*** RECORDS PROVIDED

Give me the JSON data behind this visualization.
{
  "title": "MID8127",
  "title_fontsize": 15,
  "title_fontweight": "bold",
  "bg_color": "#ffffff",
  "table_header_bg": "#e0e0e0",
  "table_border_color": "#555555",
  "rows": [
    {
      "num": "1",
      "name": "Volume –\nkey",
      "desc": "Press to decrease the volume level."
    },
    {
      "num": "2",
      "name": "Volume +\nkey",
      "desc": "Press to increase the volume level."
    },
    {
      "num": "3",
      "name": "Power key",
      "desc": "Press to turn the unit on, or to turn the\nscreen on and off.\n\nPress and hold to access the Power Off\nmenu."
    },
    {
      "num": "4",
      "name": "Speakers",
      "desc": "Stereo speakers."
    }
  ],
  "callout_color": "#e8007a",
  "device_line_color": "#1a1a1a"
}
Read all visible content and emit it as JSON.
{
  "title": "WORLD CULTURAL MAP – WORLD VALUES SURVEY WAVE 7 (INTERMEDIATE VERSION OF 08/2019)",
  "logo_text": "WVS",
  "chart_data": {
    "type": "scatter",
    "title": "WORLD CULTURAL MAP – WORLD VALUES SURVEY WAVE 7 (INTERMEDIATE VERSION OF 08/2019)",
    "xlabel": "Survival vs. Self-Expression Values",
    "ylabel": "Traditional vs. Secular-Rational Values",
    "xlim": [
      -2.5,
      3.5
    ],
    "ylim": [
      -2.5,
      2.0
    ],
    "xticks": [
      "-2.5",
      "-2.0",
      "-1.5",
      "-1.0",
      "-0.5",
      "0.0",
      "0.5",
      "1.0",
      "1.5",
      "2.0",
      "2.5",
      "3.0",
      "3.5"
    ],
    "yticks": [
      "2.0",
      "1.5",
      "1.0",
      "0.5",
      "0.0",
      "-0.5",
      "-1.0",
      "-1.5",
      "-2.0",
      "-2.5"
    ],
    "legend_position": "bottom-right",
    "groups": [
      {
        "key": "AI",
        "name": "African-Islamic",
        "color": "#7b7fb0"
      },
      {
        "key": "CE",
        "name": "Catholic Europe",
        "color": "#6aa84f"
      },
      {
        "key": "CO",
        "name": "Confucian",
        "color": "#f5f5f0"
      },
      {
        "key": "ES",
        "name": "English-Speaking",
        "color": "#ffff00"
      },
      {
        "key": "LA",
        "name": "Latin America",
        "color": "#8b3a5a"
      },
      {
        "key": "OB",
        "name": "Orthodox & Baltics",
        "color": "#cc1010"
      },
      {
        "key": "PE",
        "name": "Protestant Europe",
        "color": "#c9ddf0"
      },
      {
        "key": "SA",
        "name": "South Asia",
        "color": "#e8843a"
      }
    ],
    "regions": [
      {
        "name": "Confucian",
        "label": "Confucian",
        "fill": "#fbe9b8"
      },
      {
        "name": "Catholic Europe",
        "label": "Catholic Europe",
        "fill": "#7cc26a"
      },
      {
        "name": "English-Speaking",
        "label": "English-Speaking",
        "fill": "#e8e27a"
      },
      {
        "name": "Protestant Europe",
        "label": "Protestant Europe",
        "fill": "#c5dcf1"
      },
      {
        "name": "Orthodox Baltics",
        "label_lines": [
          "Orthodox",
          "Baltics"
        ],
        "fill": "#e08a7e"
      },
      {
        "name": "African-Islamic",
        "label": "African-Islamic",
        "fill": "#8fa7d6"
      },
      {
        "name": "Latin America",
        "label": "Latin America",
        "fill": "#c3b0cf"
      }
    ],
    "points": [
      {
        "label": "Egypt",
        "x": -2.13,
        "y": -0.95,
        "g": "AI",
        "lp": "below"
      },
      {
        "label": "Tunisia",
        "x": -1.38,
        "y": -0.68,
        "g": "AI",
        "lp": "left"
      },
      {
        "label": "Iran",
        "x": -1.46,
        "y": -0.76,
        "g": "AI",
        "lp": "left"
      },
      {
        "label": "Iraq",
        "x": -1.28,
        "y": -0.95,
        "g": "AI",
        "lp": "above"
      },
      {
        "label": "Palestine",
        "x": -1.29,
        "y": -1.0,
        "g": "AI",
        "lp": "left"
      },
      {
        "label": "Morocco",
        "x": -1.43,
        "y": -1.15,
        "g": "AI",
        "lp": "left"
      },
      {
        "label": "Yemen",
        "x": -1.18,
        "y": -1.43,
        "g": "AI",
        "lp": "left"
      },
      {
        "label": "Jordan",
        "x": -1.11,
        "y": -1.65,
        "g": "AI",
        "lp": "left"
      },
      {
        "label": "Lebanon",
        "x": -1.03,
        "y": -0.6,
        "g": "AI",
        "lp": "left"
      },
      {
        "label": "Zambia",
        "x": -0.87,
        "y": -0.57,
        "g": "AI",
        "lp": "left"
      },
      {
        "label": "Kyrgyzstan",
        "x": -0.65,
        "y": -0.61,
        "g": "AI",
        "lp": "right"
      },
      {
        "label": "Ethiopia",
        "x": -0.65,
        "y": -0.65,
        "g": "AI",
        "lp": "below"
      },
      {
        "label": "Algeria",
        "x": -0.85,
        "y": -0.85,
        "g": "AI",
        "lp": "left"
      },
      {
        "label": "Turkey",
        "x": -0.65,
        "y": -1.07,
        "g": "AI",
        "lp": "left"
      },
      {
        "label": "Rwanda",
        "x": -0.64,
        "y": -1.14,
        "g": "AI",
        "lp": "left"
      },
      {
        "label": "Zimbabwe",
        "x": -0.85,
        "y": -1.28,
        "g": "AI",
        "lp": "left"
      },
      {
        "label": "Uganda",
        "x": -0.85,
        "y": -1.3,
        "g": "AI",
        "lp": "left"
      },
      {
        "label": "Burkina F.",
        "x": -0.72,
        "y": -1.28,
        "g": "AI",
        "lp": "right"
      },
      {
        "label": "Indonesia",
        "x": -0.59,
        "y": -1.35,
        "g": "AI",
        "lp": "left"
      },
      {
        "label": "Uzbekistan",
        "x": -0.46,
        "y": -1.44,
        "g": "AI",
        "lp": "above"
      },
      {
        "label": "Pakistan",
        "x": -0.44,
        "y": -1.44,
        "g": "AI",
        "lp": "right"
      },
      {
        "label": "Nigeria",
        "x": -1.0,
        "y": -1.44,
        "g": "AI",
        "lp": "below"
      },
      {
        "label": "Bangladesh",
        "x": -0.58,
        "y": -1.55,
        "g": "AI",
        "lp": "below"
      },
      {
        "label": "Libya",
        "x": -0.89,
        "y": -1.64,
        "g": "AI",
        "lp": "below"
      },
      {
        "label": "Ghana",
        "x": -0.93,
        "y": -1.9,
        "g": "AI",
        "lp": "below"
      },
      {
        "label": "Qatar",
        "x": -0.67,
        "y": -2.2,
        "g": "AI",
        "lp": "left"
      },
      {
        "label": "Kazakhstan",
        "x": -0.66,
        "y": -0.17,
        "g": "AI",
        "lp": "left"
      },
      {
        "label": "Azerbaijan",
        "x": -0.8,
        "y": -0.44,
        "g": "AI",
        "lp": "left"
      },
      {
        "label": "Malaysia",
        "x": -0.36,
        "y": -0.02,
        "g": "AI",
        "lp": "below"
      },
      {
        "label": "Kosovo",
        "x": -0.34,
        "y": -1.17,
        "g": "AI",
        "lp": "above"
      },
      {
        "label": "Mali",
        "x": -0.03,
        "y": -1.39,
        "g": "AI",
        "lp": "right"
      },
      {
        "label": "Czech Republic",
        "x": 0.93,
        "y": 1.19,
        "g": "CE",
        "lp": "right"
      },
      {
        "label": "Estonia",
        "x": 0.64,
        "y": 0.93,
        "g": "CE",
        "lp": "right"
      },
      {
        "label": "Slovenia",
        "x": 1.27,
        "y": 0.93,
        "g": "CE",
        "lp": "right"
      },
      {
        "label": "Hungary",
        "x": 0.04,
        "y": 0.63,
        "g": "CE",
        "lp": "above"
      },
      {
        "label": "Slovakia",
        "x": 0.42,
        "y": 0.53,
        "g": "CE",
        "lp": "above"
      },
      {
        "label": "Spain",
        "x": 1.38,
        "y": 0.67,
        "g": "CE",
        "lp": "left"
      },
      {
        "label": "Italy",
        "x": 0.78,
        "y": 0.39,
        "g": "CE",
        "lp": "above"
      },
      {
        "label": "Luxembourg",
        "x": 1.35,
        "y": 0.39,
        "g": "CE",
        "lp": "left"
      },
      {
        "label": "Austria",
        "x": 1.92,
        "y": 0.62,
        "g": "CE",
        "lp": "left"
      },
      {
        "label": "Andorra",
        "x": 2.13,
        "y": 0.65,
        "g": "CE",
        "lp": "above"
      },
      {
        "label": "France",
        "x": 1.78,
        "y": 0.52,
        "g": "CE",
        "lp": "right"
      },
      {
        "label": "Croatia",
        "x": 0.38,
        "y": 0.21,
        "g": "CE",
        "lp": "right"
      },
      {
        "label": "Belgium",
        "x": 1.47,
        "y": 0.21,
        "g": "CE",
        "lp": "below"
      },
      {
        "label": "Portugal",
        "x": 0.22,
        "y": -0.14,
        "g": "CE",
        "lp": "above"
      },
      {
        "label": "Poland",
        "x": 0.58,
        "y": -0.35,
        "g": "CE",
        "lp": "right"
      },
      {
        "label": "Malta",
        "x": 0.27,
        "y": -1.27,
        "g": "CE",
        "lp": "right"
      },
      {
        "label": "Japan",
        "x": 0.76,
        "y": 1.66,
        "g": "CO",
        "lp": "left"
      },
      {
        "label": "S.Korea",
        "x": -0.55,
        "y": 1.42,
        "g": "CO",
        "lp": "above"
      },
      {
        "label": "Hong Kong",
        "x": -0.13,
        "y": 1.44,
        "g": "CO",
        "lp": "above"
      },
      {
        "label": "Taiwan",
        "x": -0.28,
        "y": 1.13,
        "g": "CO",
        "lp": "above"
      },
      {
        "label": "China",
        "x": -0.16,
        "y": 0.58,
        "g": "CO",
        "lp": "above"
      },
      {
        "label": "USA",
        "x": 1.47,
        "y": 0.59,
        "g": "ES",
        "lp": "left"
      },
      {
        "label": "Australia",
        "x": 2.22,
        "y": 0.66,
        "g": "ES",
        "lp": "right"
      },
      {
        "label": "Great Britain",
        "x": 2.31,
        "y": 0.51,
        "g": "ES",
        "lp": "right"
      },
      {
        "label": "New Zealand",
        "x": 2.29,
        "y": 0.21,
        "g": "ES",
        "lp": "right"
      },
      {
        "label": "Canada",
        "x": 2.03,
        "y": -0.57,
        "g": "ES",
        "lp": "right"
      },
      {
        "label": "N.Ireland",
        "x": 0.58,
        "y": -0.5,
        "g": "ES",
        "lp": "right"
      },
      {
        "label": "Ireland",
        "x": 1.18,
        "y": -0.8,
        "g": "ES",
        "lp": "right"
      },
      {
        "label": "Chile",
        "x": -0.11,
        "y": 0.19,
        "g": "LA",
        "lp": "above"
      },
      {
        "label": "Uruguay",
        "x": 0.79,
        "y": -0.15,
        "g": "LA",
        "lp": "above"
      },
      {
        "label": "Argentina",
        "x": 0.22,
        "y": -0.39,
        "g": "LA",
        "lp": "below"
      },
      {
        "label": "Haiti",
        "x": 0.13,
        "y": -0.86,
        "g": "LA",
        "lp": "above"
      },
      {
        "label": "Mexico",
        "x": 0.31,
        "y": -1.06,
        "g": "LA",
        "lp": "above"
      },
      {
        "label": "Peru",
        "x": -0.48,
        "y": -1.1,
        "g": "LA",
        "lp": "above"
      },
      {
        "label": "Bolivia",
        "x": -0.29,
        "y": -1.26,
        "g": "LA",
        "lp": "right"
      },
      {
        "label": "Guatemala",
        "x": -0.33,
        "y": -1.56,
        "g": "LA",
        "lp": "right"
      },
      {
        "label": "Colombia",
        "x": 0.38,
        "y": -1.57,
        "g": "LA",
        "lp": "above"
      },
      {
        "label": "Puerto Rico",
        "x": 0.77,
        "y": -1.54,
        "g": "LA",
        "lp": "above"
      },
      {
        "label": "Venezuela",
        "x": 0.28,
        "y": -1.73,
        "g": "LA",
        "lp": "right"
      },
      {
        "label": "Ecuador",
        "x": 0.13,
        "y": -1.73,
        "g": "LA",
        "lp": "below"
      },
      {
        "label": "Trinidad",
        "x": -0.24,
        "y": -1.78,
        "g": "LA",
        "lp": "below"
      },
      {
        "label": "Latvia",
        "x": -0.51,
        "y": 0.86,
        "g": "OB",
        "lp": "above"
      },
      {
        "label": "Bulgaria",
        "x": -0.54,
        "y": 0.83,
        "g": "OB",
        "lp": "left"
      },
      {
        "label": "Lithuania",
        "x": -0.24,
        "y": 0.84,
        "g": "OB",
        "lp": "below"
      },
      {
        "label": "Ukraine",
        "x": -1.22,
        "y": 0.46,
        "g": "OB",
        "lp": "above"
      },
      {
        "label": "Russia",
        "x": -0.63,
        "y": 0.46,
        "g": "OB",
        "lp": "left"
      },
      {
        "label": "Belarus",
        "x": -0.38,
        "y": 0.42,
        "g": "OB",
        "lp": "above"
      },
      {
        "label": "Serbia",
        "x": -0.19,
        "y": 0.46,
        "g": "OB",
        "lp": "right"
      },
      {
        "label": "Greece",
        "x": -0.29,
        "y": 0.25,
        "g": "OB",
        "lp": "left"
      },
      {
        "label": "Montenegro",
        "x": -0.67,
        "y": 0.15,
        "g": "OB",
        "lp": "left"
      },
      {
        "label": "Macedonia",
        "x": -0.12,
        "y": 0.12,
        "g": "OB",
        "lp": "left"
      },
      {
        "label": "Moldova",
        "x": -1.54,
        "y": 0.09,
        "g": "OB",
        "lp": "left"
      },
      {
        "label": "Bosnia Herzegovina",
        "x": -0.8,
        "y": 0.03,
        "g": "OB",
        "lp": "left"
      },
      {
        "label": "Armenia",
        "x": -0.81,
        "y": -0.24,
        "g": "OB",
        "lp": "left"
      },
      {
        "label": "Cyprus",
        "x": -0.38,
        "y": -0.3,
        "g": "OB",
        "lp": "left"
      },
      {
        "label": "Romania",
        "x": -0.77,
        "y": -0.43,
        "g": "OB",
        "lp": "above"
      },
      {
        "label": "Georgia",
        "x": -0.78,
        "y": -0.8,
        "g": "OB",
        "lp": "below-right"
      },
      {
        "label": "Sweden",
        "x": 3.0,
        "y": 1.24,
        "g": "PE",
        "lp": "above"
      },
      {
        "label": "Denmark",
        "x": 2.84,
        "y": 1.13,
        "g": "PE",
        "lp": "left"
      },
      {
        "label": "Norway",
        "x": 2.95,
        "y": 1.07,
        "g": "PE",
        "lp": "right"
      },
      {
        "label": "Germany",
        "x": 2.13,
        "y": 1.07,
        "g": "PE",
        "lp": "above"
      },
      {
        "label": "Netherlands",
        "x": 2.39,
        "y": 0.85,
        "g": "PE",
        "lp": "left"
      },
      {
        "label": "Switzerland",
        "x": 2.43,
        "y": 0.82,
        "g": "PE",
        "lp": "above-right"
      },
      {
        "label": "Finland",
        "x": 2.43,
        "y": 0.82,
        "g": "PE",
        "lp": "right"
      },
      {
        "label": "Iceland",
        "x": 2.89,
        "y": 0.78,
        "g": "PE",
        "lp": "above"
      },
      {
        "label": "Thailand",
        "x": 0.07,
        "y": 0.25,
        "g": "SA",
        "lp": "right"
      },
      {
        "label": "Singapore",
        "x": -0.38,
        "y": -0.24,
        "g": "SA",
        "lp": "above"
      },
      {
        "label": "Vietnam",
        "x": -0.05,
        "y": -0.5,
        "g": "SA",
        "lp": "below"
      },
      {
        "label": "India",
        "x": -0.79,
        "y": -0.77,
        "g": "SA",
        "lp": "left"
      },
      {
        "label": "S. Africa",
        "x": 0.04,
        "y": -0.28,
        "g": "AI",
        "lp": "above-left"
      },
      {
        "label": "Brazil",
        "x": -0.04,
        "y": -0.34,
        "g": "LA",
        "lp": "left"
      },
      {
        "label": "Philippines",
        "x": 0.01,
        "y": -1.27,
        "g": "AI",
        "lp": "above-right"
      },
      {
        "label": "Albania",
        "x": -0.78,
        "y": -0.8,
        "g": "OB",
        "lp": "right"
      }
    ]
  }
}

******

Note each line of the entries that has "WORLD" in it, and copy those lines.

  "title": "WORLD CULTURAL MAP – WORLD VALUES SURVEY WAVE 7 (INTERMEDIATE VERSION OF 08/2019)",
    "title": "WORLD CULTURAL MAP – WORLD VALUES SURVEY WAVE 7 (INTERMEDIATE VERSION OF 08/2019)",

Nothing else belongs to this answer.